(Task requirements) You are to retype all of the data exactly as it appears.

:: Dataset rows ::

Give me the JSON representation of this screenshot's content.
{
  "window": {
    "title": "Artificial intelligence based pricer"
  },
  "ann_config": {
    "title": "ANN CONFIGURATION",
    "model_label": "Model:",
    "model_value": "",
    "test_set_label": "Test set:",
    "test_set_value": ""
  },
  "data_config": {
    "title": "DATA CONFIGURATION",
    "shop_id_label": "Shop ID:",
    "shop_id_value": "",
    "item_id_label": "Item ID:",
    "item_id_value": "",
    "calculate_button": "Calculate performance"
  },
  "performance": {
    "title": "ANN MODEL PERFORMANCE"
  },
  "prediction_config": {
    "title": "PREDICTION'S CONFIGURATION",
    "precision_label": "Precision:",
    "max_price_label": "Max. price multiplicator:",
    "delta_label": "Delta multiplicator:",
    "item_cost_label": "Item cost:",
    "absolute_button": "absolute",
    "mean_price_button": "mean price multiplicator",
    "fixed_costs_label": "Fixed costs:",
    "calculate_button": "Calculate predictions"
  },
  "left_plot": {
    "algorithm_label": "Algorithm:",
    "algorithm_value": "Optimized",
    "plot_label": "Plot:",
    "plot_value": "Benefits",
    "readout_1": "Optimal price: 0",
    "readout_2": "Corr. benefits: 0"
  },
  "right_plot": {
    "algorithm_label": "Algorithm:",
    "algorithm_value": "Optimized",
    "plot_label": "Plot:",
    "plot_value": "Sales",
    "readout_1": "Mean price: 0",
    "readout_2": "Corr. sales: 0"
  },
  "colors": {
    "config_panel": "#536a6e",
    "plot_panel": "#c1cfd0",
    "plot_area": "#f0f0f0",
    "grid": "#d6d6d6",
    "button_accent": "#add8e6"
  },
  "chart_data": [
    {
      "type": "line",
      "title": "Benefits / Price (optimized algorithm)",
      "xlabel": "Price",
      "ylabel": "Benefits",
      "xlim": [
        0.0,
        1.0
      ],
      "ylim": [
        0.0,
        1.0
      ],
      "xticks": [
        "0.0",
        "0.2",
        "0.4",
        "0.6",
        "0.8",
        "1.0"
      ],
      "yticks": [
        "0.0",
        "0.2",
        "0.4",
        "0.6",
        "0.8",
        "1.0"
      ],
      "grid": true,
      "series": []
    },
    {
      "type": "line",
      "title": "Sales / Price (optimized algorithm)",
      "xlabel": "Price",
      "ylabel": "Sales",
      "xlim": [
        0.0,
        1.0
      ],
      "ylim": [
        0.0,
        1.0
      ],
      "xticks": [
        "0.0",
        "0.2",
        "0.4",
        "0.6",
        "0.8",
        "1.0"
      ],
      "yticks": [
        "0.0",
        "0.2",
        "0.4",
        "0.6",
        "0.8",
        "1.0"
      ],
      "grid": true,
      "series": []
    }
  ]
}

:::

(Exercise response)
Give me the JSON representation of this screenshot's content.
{
  "window": {
    "title": "Artificial intelligence based pricer"
  },
  "ann_config": {
    "title": "ANN CONFIGURATION",
    "model_label": "Model:",
    "model_value": "",
    "test_set_label": "Test set:",
    "test_set_value": ""
  },
  "data_config": {
    "title": "DATA CONFIGURATION",
    "shop_id_label": "Shop ID:",
    "shop_id_value": "",
    "item_id_label": "Item ID:",
    "item_id_value": "",
    "calculate_button": "Calculate performance"
  },
  "performance": {
    "title": "ANN MODEL PERFORMANCE"
  },
  "prediction_config": {
    "title": "PREDICTION'S CONFIGURATION",
    "precision_label": "Precision:",
    "max_price_label": "Max. price multiplicator:",
    "delta_label": "Delta multiplicator:",
    "item_cost_label": "Item cost:",
    "absolute_button": "absolute",
    "mean_price_button": "mean price multiplicator",
    "fixed_costs_label": "Fixed costs:",
    "calculate_button": "Calculate predictions"
  },
  "left_plot": {
    "algorithm_label": "Algorithm:",
    "algorithm_value": "Optimized",
    "plot_label": "Plot:",
    "plot_value": "Benefits",
    "readout_1": "Optimal price: 0",
    "readout_2": "Corr. benefits: 0"
  },
  "right_plot": {
    "algorithm_label": "Algorithm:",
    "algorithm_value": "Optimized",
    "plot_label": "Plot:",
    "plot_value": "Sales",
    "readout_1": "Mean price: 0",
    "readout_2": "Corr. sales: 0"
  },
  "colors": {
    "config_panel": "#536a6e",
    "plot_panel": "#c1cfd0",
    "plot_area": "#f0f0f0",
    "grid": "#d6d6d6",
    "button_accent": "#add8e6"
  },
  "chart_data": [
    {
      "type": "line",
      "title": "Benefits / Price (optimized algorithm)",
      "xlabel": "Price",
      "ylabel": "Benefits",
      "xlim": [
        0.0,
        1.0
      ],
      "ylim": [
        0.0,
        1.0
      ],
      "xticks": [
        "0.0",
        "0.2",
        "0.4",
        "0.6",
        "0.8",
        "1.0"
      ],
      "yticks": [
        "0.0",
        "0.2",
        "0.4",
        "0.6",
        "0.8",
        "1.0"
      ],
      "grid": true,
      "series": []
    },
    {
      "type": "line",
      "title": "Sales / Price (optimized algorithm)",
      "xlabel": "Price",
      "ylabel": "Sales",
      "xlim": [
        0.0,
        1.0
      ],
      "ylim": [
        0.0,
        1.0
      ],
      "xticks": [
        "0.0",
        "0.2",
        "0.4",
        "0.6",
        "0.8",
        "1.0"
      ],
      "yticks": [
        "0.0",
        "0.2",
        "0.4",
        "0.6",
        "0.8",
        "1.0"
      ],
      "grid": true,
      "series": []
    }
  ]
}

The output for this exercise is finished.